Exercise description - For every line in the data below that contains "Inventory", copy the line.

==== Entries supplied

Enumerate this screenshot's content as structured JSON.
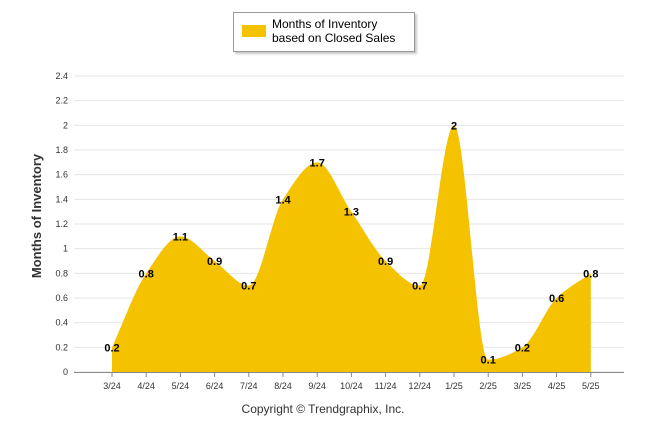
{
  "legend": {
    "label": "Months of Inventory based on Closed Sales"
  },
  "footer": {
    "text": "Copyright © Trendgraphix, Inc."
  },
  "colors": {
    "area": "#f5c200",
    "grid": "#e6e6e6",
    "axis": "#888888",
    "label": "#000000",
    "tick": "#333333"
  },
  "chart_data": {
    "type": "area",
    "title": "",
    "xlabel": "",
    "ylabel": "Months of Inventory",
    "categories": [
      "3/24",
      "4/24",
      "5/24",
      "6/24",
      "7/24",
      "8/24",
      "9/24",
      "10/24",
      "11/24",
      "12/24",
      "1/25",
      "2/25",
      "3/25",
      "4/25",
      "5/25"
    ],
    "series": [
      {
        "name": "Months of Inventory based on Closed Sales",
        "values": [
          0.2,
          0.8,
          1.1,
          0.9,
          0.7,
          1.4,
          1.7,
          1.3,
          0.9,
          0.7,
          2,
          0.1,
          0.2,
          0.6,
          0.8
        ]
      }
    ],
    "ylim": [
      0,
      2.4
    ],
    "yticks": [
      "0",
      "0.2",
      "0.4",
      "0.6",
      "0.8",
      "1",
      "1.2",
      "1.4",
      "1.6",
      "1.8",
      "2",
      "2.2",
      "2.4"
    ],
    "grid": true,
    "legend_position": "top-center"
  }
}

========

Answer -
    "label": "Months of Inventory based on Closed Sales"
    "ylabel": "Months of Inventory",
        "name": "Months of Inventory based on Closed Sales",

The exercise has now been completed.